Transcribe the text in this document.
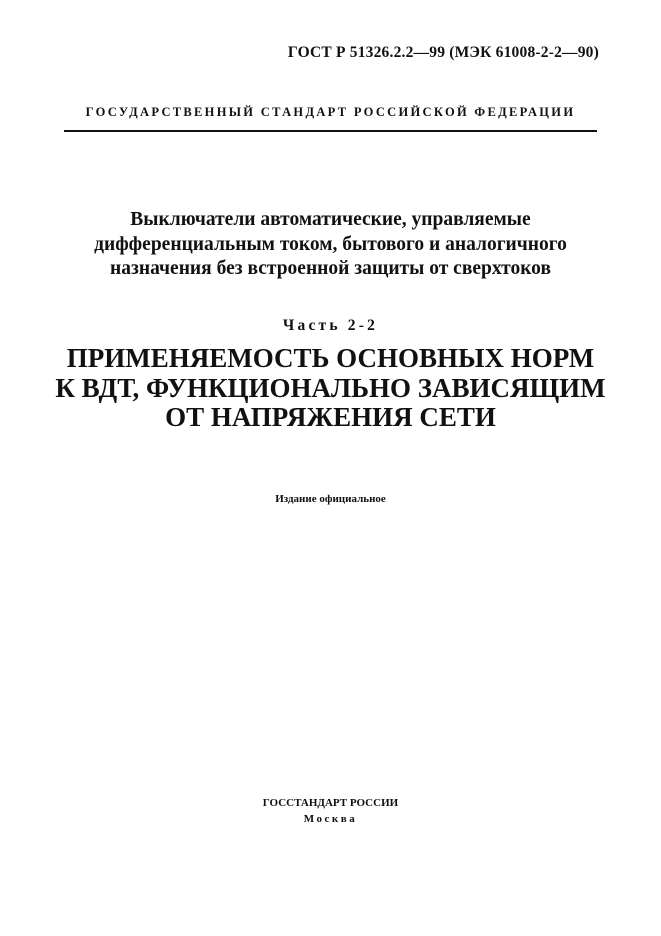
ГОСТ Р 51326.2.2—99 (МЭК 61008-2-2—90)
ГОСУДАРСТВЕННЫЙ СТАНДАРТ РОССИЙСКОЙ ФЕДЕРАЦИИ
Выключатели автоматические, управляемые
дифференциальным током, бытового и аналогичного
назначения без встроенной защиты от сверхтоков
Часть 2-2
ПРИМЕНЯЕМОСТЬ ОСНОВНЫХ НОРМ
К ВДТ, ФУНКЦИОНАЛЬНО ЗАВИСЯЩИМ
ОТ НАПРЯЖЕНИЯ СЕТИ
Издание официальное
ГОССТАНДАРТ РОССИИ
Москва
■ ■ ■ ■ ■ ■ ■
(WORK TO DO): Return all of the data exactly as written, and drop the pictures.

(WRITTEN RESPONSE):
Transcribe the text in this document.
ГОСТ Р 51326.2.2—99 (МЭК 61008-2-2—90)
ГОСУДАРСТВЕННЫЙ СТАНДАРТ РОССИЙСКОЙ ФЕДЕРАЦИИ
Выключатели автоматические, управляемые
дифференциальным током, бытового и аналогичного
назначения без встроенной защиты от сверхтоков
Часть 2-2
ПРИМЕНЯЕМОСТЬ ОСНОВНЫХ НОРМ
К ВДТ, ФУНКЦИОНАЛЬНО ЗАВИСЯЩИМ
ОТ НАПРЯЖЕНИЯ СЕТИ
Издание официальное
ГОССТАНДАРТ РОССИИ
Москва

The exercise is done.